YOUR INSTRUCTIONS: Gather all lines in the entries that include the word "this".
'''
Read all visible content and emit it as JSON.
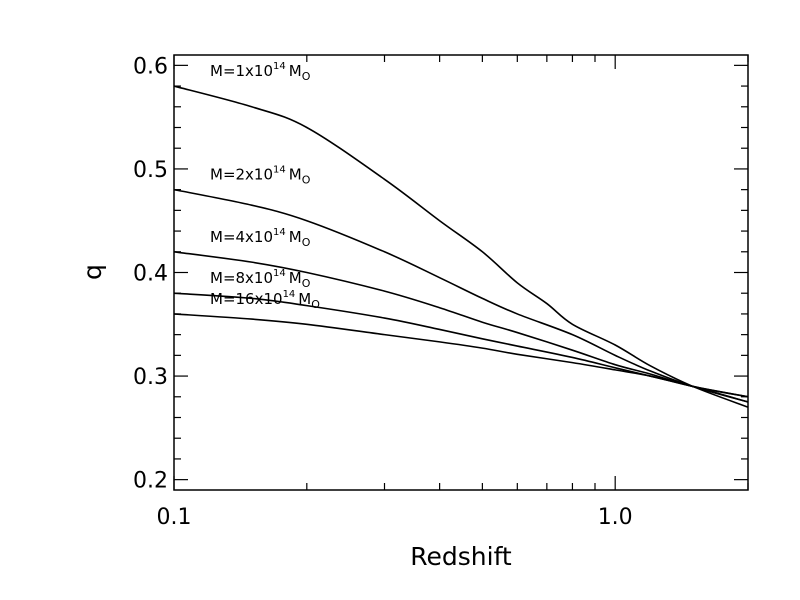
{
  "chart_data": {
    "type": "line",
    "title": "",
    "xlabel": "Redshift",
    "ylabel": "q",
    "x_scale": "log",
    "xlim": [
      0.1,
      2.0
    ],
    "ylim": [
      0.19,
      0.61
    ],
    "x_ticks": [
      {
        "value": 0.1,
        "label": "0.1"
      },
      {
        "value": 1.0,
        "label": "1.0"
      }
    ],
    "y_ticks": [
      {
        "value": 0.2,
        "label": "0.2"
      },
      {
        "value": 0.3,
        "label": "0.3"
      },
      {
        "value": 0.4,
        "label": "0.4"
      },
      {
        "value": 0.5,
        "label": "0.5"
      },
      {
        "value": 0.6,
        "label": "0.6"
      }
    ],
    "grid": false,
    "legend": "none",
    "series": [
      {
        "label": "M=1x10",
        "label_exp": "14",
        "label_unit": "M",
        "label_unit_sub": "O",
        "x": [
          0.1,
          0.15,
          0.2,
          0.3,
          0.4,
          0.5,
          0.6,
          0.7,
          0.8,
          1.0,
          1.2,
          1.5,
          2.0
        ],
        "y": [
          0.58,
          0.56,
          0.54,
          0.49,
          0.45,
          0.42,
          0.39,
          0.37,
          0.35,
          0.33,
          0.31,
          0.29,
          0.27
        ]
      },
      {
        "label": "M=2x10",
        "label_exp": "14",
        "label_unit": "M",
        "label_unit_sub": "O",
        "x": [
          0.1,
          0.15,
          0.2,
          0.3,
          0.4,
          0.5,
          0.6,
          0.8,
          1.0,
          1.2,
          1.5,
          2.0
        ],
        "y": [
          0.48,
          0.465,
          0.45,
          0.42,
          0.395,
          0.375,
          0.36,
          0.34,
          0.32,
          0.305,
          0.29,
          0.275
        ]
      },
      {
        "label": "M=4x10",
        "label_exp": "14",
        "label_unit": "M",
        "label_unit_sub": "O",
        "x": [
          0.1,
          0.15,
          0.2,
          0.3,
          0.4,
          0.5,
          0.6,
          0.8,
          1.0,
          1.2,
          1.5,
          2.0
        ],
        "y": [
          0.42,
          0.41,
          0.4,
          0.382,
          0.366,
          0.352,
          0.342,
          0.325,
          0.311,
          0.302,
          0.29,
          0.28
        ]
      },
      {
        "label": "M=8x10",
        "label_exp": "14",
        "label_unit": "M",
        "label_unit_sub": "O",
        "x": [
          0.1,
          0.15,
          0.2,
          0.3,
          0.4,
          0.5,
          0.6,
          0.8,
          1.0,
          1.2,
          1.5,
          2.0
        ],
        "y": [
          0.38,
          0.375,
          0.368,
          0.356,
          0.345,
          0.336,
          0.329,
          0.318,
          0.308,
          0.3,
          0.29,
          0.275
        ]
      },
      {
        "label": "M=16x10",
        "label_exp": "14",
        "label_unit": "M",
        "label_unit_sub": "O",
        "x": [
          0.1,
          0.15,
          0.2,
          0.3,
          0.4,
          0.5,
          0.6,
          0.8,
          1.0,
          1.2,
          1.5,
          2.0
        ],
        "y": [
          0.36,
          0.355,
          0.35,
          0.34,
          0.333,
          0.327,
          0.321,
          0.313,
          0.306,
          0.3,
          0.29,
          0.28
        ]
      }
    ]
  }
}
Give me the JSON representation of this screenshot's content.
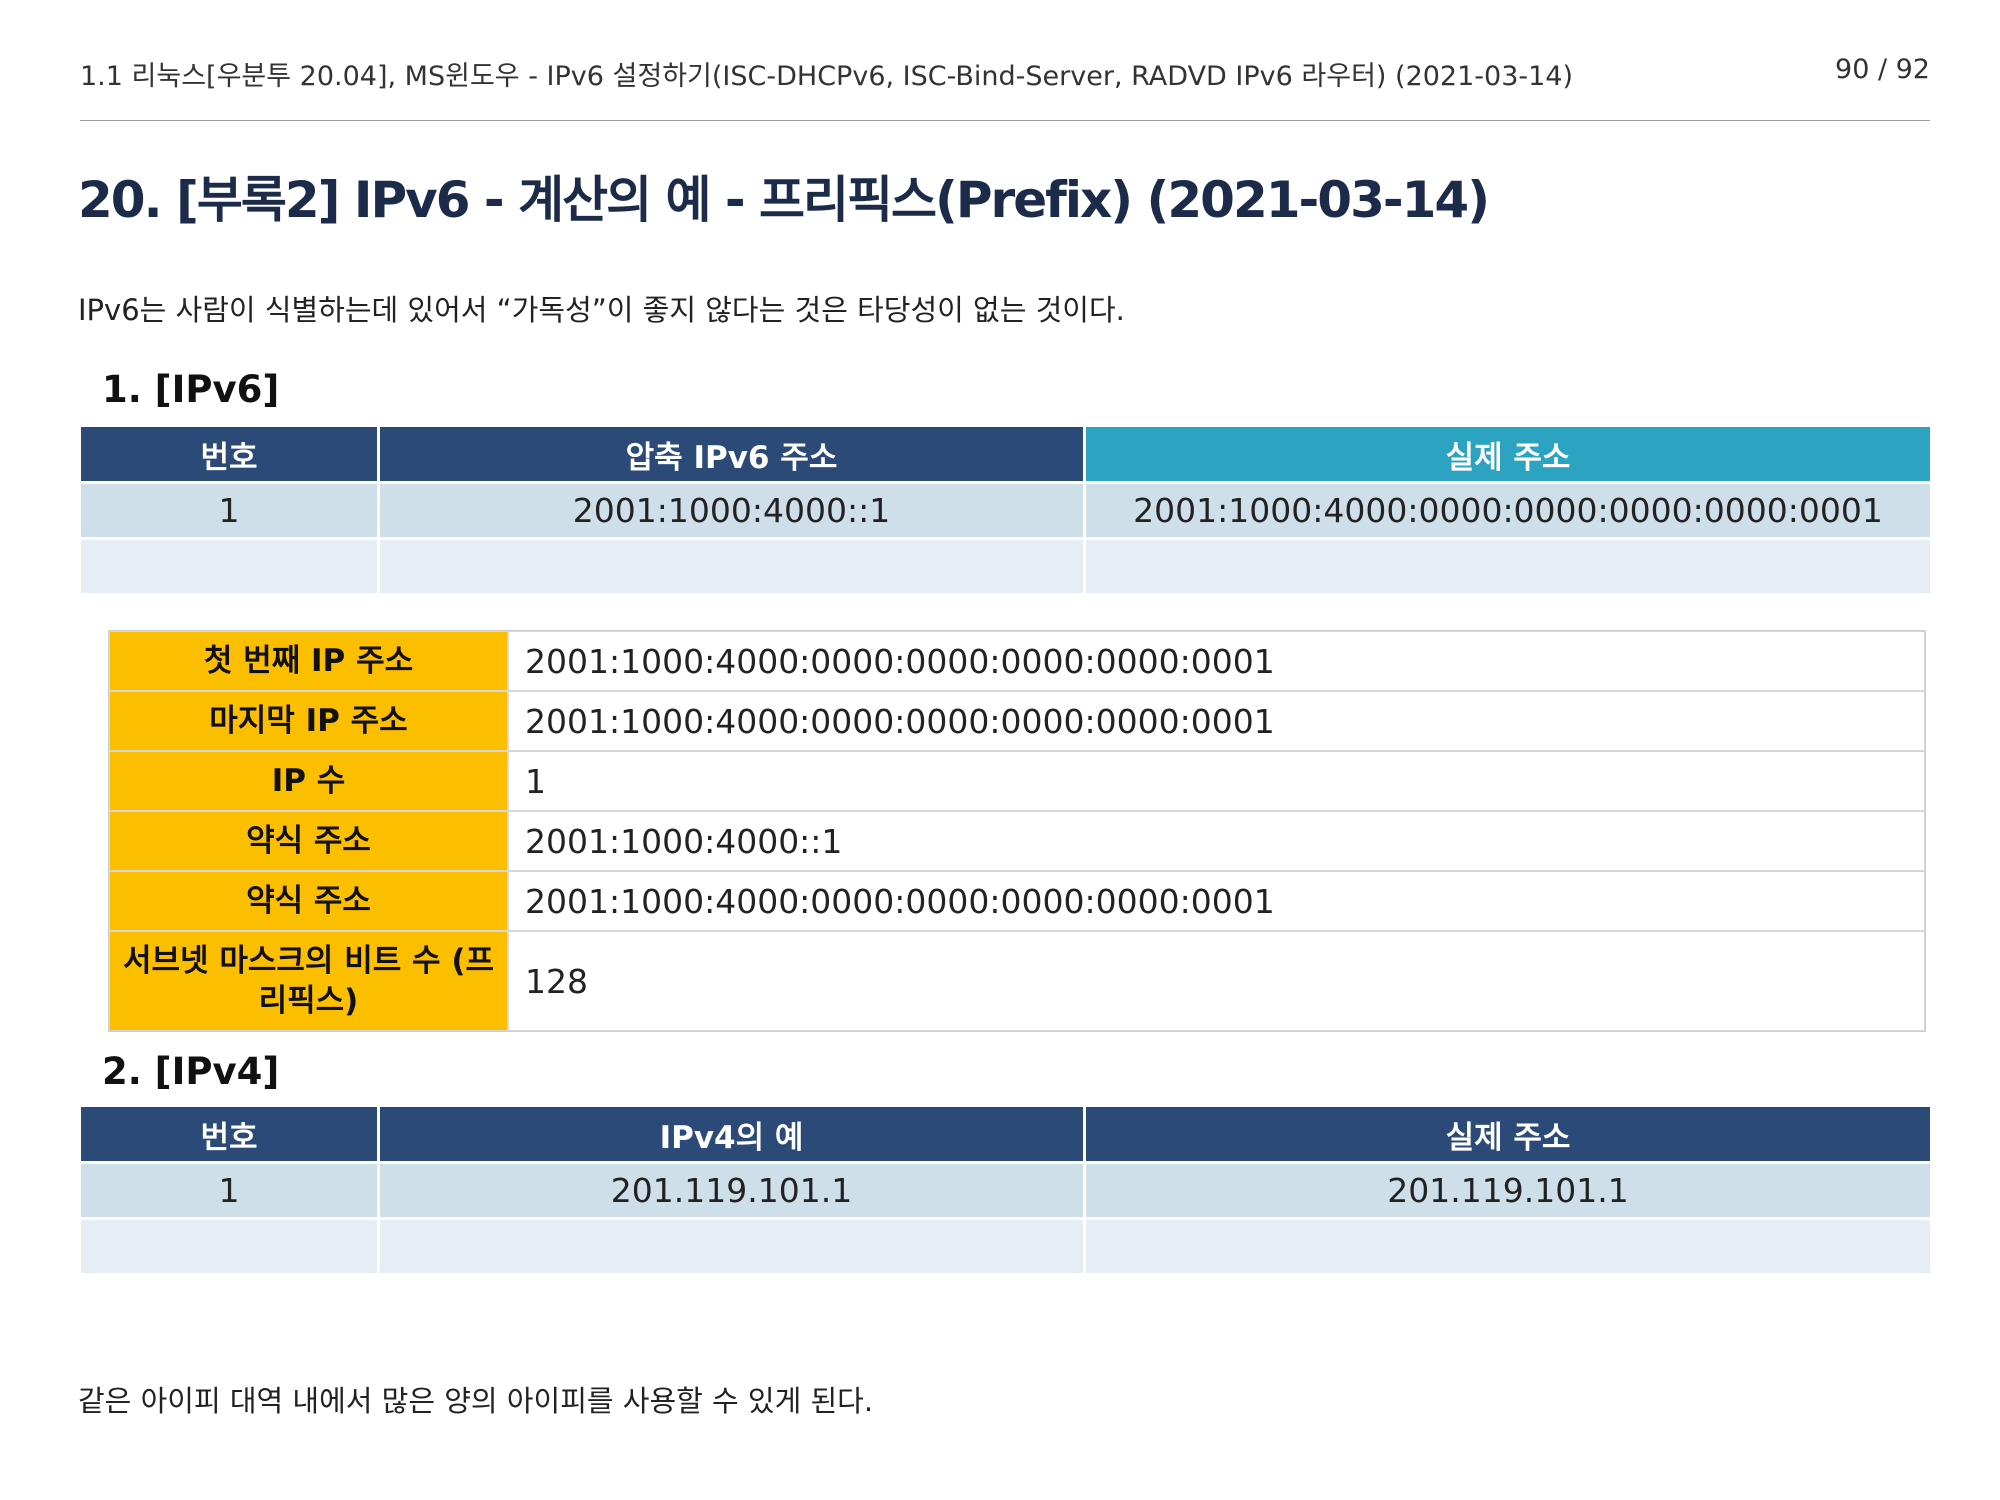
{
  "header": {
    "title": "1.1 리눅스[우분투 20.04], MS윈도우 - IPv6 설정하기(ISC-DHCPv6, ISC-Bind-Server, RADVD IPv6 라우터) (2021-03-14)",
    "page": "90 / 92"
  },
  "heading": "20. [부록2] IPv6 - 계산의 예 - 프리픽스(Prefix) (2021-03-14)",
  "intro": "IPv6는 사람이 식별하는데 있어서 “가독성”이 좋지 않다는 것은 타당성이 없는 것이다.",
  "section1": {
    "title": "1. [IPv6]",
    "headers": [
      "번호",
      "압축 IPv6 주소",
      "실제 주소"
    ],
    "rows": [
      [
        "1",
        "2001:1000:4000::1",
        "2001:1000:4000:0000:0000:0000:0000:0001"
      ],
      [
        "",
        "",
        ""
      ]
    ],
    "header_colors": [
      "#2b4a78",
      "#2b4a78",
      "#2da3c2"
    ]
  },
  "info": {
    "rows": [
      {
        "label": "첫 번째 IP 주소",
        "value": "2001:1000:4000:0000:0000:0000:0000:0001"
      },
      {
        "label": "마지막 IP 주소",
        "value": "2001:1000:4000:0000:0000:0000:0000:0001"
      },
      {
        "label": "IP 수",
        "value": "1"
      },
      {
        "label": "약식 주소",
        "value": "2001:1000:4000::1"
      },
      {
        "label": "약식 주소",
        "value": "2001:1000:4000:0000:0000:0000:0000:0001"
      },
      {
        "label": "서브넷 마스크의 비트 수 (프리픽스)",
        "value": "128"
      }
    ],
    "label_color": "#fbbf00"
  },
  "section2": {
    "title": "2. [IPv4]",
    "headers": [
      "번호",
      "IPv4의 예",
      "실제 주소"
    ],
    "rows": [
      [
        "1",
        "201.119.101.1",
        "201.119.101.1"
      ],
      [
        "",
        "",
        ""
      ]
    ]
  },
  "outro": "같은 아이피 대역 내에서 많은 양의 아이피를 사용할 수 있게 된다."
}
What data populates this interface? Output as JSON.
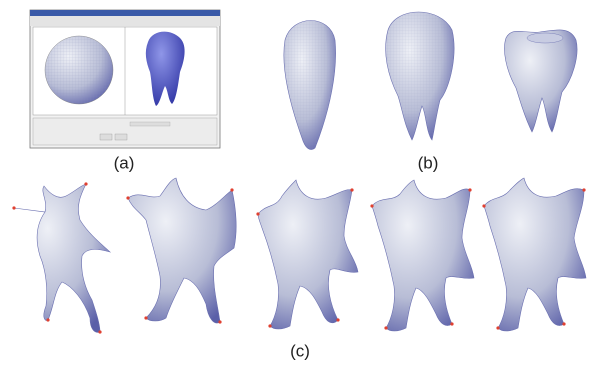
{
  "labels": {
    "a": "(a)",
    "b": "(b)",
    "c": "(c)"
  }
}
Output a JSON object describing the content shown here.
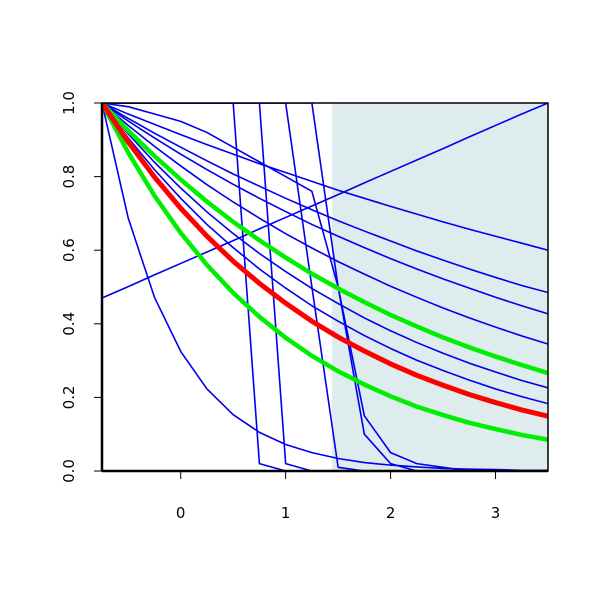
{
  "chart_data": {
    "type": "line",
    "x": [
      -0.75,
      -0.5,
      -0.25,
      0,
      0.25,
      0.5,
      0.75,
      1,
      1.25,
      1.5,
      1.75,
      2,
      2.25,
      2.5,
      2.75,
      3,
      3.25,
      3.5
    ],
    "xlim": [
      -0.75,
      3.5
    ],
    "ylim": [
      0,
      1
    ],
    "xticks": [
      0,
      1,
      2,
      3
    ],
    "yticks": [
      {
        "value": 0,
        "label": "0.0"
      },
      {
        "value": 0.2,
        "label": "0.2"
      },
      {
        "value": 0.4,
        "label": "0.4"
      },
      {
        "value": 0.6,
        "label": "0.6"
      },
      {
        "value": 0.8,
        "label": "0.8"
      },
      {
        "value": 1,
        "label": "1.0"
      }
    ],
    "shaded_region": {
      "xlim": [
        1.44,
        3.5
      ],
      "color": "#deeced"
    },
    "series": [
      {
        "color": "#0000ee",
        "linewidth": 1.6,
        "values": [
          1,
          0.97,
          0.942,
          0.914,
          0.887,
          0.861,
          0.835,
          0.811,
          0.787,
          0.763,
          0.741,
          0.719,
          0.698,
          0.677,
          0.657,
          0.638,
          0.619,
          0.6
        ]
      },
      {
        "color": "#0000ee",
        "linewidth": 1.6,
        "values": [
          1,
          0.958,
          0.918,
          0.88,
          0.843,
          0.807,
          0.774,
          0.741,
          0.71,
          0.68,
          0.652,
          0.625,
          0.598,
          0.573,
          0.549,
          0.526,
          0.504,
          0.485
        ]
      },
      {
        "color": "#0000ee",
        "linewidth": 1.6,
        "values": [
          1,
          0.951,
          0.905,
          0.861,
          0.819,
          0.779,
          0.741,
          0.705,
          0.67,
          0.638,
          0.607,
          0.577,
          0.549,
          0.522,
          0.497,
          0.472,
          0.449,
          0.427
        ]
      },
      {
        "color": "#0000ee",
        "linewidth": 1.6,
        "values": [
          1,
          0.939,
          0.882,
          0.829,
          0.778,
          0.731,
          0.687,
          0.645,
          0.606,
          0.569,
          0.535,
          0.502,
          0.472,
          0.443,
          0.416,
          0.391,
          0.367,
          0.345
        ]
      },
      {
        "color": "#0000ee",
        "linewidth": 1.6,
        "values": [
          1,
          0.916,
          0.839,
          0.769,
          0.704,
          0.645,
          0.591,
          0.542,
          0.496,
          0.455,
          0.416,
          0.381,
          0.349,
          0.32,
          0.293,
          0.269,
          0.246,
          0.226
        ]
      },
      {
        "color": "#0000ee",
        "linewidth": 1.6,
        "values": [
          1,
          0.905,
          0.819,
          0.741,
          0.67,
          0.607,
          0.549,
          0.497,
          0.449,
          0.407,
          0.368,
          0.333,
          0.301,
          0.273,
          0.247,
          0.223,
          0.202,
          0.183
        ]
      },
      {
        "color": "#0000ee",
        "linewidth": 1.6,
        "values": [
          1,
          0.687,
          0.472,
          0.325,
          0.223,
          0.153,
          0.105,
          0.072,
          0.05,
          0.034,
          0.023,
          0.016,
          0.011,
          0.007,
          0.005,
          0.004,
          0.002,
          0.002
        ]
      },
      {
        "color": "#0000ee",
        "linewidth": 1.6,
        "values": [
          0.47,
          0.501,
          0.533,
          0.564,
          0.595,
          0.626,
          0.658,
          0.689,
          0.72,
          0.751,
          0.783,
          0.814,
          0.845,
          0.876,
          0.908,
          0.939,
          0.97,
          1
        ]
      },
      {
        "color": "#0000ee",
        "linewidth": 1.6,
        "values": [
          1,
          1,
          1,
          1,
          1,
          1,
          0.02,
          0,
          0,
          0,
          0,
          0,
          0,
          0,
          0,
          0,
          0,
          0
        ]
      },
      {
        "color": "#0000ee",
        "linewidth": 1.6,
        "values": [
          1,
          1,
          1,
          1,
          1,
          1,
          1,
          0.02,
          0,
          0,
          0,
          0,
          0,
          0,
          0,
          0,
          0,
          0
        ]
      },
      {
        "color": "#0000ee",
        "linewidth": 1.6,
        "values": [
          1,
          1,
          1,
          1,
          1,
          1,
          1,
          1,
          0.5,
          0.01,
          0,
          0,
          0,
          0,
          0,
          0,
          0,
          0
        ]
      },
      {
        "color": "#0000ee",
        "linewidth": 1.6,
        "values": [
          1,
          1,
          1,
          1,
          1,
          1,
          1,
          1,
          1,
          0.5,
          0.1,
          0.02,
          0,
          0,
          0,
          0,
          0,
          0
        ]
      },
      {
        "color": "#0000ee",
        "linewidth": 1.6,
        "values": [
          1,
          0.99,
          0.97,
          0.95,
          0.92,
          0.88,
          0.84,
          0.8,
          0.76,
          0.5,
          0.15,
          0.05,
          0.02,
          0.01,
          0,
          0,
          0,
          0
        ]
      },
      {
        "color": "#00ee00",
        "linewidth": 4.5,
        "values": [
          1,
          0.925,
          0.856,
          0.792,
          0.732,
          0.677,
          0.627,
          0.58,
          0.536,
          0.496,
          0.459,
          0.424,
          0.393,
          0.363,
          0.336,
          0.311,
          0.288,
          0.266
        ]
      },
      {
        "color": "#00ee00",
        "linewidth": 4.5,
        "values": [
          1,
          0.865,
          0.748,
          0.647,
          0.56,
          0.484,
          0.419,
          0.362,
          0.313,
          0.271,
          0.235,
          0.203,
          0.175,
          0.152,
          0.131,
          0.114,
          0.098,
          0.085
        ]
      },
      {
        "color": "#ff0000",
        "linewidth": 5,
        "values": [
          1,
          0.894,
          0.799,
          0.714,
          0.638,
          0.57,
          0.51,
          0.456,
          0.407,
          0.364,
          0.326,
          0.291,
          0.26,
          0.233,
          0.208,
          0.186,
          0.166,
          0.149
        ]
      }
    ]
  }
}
'''
WRITTEN SOLUTION:
Give me the JSON representation of this screenshot's content.
What data populates this interface? Output as JSON.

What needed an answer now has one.